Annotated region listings
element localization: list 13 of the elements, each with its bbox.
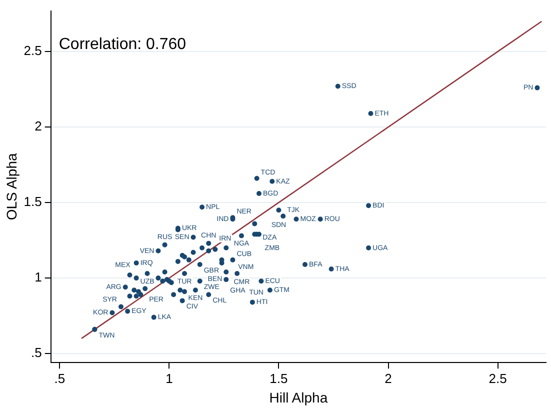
y-tick-label: 1.5 [24, 194, 42, 210]
x-tick-label: 2.5 [488, 370, 507, 386]
x-tick-label: 2 [384, 370, 392, 386]
x-tick-label: 1.5 [270, 370, 288, 386]
x-tick-label: 1 [166, 370, 173, 386]
x-tick-label: .5 [54, 370, 66, 386]
y-axis-title: OLS Alpha [3, 153, 20, 220]
y-tick-label: 2.5 [24, 43, 42, 58]
annotation: Correlation: 0.760 [58, 36, 186, 54]
y-tick-label: .5 [31, 345, 42, 360]
y-tick-label: 1 [34, 270, 42, 285]
y-tick-label: 2 [34, 118, 42, 134]
x-axis-title: Hill Alpha [269, 389, 328, 406]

TASK TO CARRY OUT: Switch "OLS Alpha" to "OLS Beta" in the lines of the records running from the line with "y-tick-label: 1.5 [24, 194, 42, 210]" up to and including the line with "y-tick-label: .5 [31, 345, 42, 360]", leaving everything else unchanged, and give back only those lines.

SOLUTION TO THIS EXERCISE:
y-tick-label: 1.5 [24, 194, 42, 210]
x-tick-label: 2.5 [488, 370, 507, 386]
x-tick-label: 2 [384, 370, 392, 386]
x-tick-label: 1.5 [270, 370, 288, 386]
x-tick-label: 1 [166, 370, 173, 386]
x-tick-label: .5 [54, 370, 66, 386]
y-axis-title: OLS Beta [3, 153, 20, 220]
y-tick-label: 2.5 [24, 43, 42, 58]
annotation: Correlation: 0.760 [58, 36, 186, 54]
y-tick-label: .5 [31, 345, 42, 360]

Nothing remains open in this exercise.